* _Short task_: Copy out the lines of the records starting at the one containing "ex1-blank-3[interactable] — [65, 65, 139, 78]" and ending at the one containing "letter-line-6: Und wer", with both of those included.

::::::::::

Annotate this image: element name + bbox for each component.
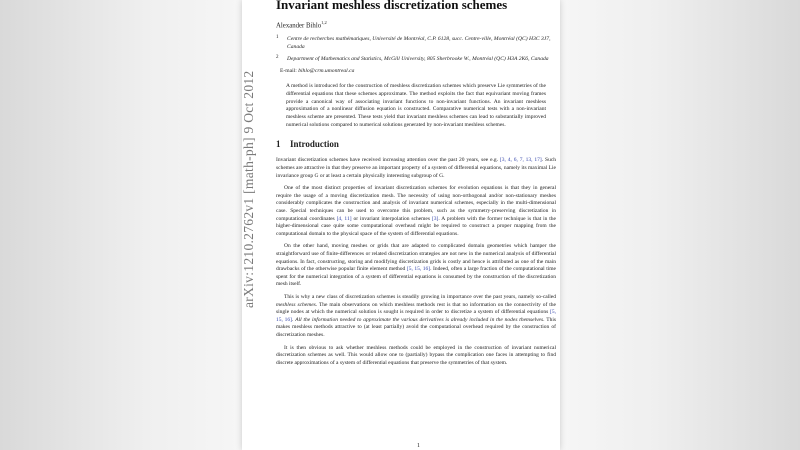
citation-link[interactable]: [5, 15, 16] <box>406 266 431 273</box>
paragraph-text: It is then obvious to ask whether meshless methods could be employed in the construction of invariant numerical discretization schemes as well. This would allow one to (partially) bypass the complication one faces in attempting to find discrete approximations of a system of differential equations that preserve the symmetries of that system. <box>276 344 556 366</box>
paragraph-4 <box>276 294 556 340</box>
affiliation-1 <box>276 35 556 51</box>
paragraph-text: . <box>292 316 296 323</box>
paper-title: Invariant meshless discretization schemes <box>276 0 508 12</box>
author-name: Alexander Bihlo <box>276 22 322 30</box>
citation-link[interactable]: [3] <box>431 215 439 222</box>
paragraph-text: One of the most distinct properties of invariant discretization schemes for evolution equations is that they in general require the usage of a moving discretization mesh. The necessity of using non-orthogonal and/or non-stationary meshes considerably complicates the construction and analysis of invariant numerical schemes, especially in the multi-dimensional case. Special techniques can be used to overcome this problem, such as the symmetry-preserving discretization in computational coordinates <box>276 185 556 222</box>
paper-page <box>242 0 560 450</box>
paragraph-text: . The main observations on which meshless methods rest is that no information on the connectivity of the single nodes at which the numerical solution is sought is required in order to discretize a system of differential equations <box>276 301 556 316</box>
page-number: 1 <box>417 443 420 449</box>
email-address[interactable]: bihlo@crm.umontreal.ca <box>298 68 355 75</box>
paragraph-1 <box>276 157 556 180</box>
page-content <box>276 0 556 367</box>
abstract: A method is introduced for the construction of meshless discretization schemes which preserve Lie symmetries of the differential equations that these schemes approximate. The method exploits the fact that equivariant moving frames provide a canonical way of associating invariant functions to non-invariant functions. An invariant meshless approximation of a nonlinear diffusion equation is constructed. Comparative numerical tests with a non-invariant meshless scheme are presented. These tests yield that invariant meshless schemes can lead to substantially improved numerical solutions compared to numerical solutions generated by non-invariant meshless schemes. <box>286 83 546 128</box>
paragraph-text: On the other hand, moving meshes or grids that are adapted to complicated domain geometries which hamper the straightforward use of finite-differences or related discretization strategies are not new in the numerical analysis of differential equations. In fact, constructing, storing and modifying discretization grids is costly and hence is attributed as one of the main drawbacks of the otherwise popular finite element method <box>276 243 556 273</box>
right-backdrop <box>560 0 800 450</box>
left-backdrop <box>0 0 242 450</box>
email-line <box>276 68 556 74</box>
author-line <box>276 20 556 29</box>
citation-link[interactable]: [5, 15, 16] <box>276 309 556 323</box>
email-label: E-mail: <box>280 68 297 75</box>
citation-link[interactable]: [3, 4, 6, 7, 13, 17] <box>499 157 542 164</box>
paragraph-text: . A problem with the former technique is that in the higher-dimensional case quite some computational overhead might be required to construct a proper mapping from the computational domain to the physical space of the system of differential equations. <box>276 215 556 237</box>
emphasis-text: meshless schemes <box>276 301 316 308</box>
paragraph-text: . Indeed, often a large fraction of the computational time spent for the numerical integration of a system of differential equations is consumed by the construction of the discretization mesh itself. <box>276 266 556 288</box>
arxiv-stamp <box>238 70 262 308</box>
paragraph-3 <box>276 243 556 289</box>
affiliation-2-mark: 2 <box>276 55 279 61</box>
paragraph-text: . This makes meshless methods attractive to (at least partially) avoid the computational overhead required by the construction of discretization meshes. <box>276 316 557 338</box>
paragraph-text: . Such schemes are attractive in that they preserve an important property of a system of differential equations, namely its maximal Lie invariance group G or at least a certain physically interesting subgroup of G. <box>276 157 557 179</box>
affiliation-1-mark: 1 <box>276 35 279 41</box>
arxiv-stamp-text: arXiv:1210.2762v1 [math-ph] 9 Oct 2012 <box>241 70 256 308</box>
paragraph-text: This is why a new class of discretization schemes is steadily growing in importance over the past years, namely so-called <box>284 293 556 300</box>
paragraph-text: Invariant discretization schemes have received increasing attention over the past 20 years, see e.g. <box>276 157 500 164</box>
paragraph-5 <box>276 345 556 368</box>
author-marks: 1,2 <box>321 20 327 25</box>
affiliation-2-text: Department of Mathematics and Statistics, McGill University, 805 Sherbrooke W., Montréal (QC) H3A 2K6, Canada <box>287 56 549 63</box>
affiliation-2 <box>276 55 556 63</box>
paragraph-text: or invariant interpolation schemes <box>351 215 432 222</box>
section-number: 1 <box>276 139 281 150</box>
section-title: Introduction <box>290 139 339 150</box>
paragraph-2 <box>276 185 556 238</box>
affiliation-1-text: Centre de recherches mathématiques, Université de Montréal, C.P. 6128, succ. Centre-ville, Montréal (QC) H3C 3J7, Canada <box>287 36 551 51</box>
emphasis-text: All the information needed to approximate the various derivatives is already included in the nodes themselves <box>295 316 544 323</box>
citation-link[interactable]: [4, 11] <box>336 215 352 222</box>
section-heading <box>276 139 556 149</box>
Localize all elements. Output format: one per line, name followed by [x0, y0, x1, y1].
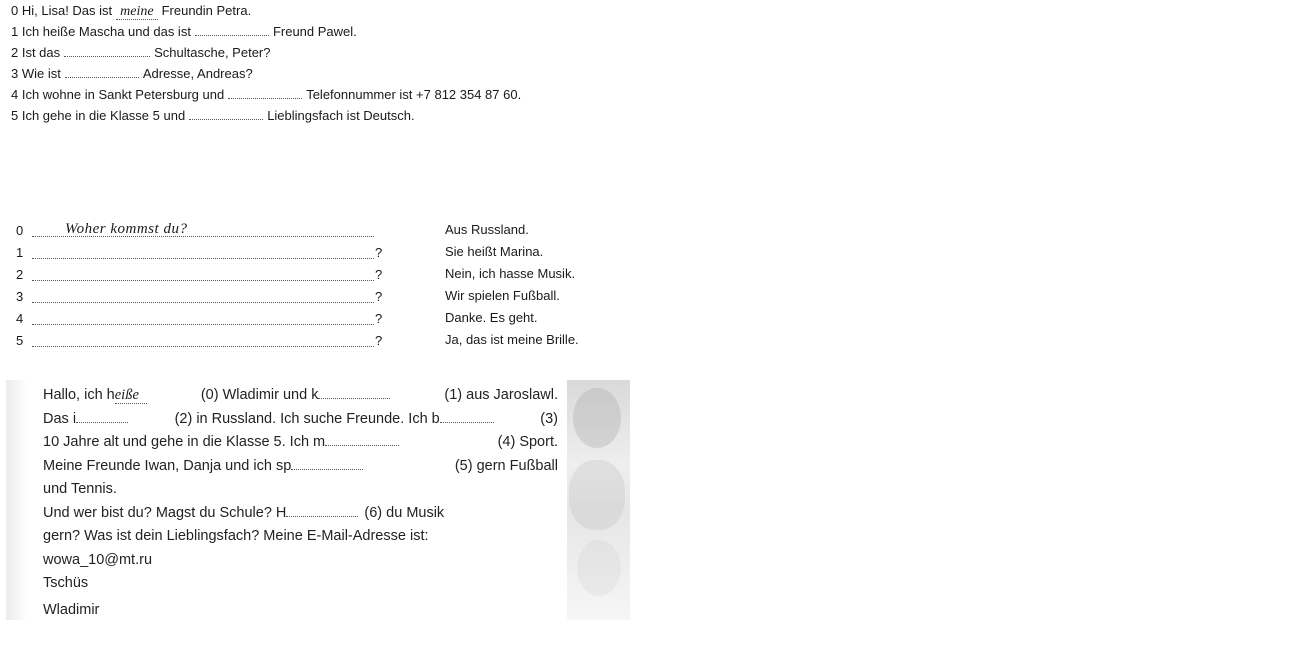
ex1-blank-3[interactable] — [65, 65, 139, 78]
ex1-line-4: 4 Ich wohne in Sankt Petersburg und Telefonnummer ist +7 812 354 87 60. — [11, 87, 522, 102]
letter-line-2: Das i (2) in Russland. Ich suche Freunde. Ich b (3) — [43, 410, 558, 427]
ex2-row-1: 1 ? Sie heißt Marina. — [16, 244, 544, 260]
ex1-line-1: 1 Ich heiße Mascha und das ist Freund Pawel. — [11, 24, 357, 39]
exercise-2-write-questions — [16, 220, 636, 352]
ex2-row-5: 5 ? Ja, das ist meine Brille. — [16, 332, 579, 348]
ex2-question-blank-1[interactable] — [32, 242, 374, 259]
ex1-blank-5[interactable] — [189, 107, 263, 120]
letter-line-6: Und wer bist du? Magst du Schule? H (6) du Musik — [43, 504, 445, 521]
letter-blank-6[interactable] — [286, 503, 358, 517]
letter-email: wowa_10@mt.ru — [43, 551, 153, 568]
letter-text — [43, 384, 558, 622]
exercise-1-possessive-pronouns — [11, 2, 521, 128]
ex2-question-blank-2[interactable] — [32, 264, 374, 281]
letter-line-3: 10 Jahre alt und gehe in die Klasse 5. Ich m (4) Sport. — [43, 434, 558, 450]
letter-signature: Wladimir — [43, 601, 100, 618]
letter-closing: Tschüs — [43, 575, 89, 591]
letter-blank-5[interactable] — [291, 456, 363, 470]
ex1-blank-4[interactable] — [228, 86, 302, 99]
ex1-answer-0: meine — [116, 5, 157, 20]
letter-line-4: Meine Freunde Iwan, Danja und ich sp (5) gern Fußball — [43, 457, 558, 474]
letter-blank-4[interactable] — [325, 432, 399, 446]
ex1-line-5: 5 Ich gehe in die Klasse 5 und Lieblingsfach ist Deutsch. — [11, 108, 415, 123]
ex2-row-0: 0 Woher kommst du? Aus Russland. — [16, 221, 529, 238]
ex2-question-blank-3[interactable] — [32, 286, 374, 303]
letter-blank-2[interactable] — [76, 409, 128, 423]
exercise-3-letter — [6, 380, 630, 620]
ex1-line-2: 2 Ist das Schultasche, Peter? — [11, 45, 271, 60]
ex2-row-3: 3 ? Wir spielen Fußball. — [16, 288, 560, 304]
ex2-question-0: Woher kommst du? — [32, 220, 374, 237]
letter-line-1: Hallo, ich heiße (0) Wladimir und k (1) aus Jaroslawl. — [43, 387, 558, 403]
ex2-row-4: 4 ? Danke. Es geht. — [16, 310, 538, 326]
ex1-blank-2[interactable] — [64, 44, 150, 57]
ex1-blank-1[interactable] — [195, 23, 269, 36]
ex1-line-0: 0 Hi, Lisa! Das ist meine Freundin Petra. — [11, 3, 252, 19]
decorative-tree-illustration — [567, 380, 630, 620]
letter-blank-3[interactable] — [440, 409, 494, 423]
letter-answer-0: eiße — [115, 387, 147, 404]
ex2-question-blank-5[interactable] — [32, 330, 374, 347]
left-page-shadow — [6, 380, 28, 620]
letter-line-7: gern? Was ist dein Lieblingsfach? Meine E-Mail-Adresse ist: — [43, 528, 429, 544]
ex2-row-2: 2 ? Nein, ich hasse Musik. — [16, 266, 576, 282]
letter-line-5: und Tennis. — [43, 481, 117, 497]
ex1-line-3: 3 Wie ist Adresse, Andreas? — [11, 66, 253, 81]
ex2-question-blank-4[interactable] — [32, 308, 374, 325]
letter-blank-1[interactable] — [318, 385, 390, 399]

::::::::::

* _Answer_:
ex1-blank-3[interactable] — [65, 65, 139, 78]
ex1-line-4: 4 Ich wohne in Sankt Petersburg und Telefonnummer ist +7 812 354 87 60. — [11, 87, 522, 102]
letter-line-2: Das i (2) in Russland. Ich suche Freunde. Ich b (3) — [43, 410, 558, 427]
ex2-row-1: 1 ? Sie heißt Marina. — [16, 244, 544, 260]
ex1-line-1: 1 Ich heiße Mascha und das ist Freund Pawel. — [11, 24, 357, 39]
exercise-2-write-questions — [16, 220, 636, 352]
ex2-row-5: 5 ? Ja, das ist meine Brille. — [16, 332, 579, 348]
ex2-question-blank-1[interactable] — [32, 242, 374, 259]
ex1-blank-5[interactable] — [189, 107, 263, 120]
letter-line-6: Und wer bist du? Magst du Schule? H (6) du Musik — [43, 504, 445, 521]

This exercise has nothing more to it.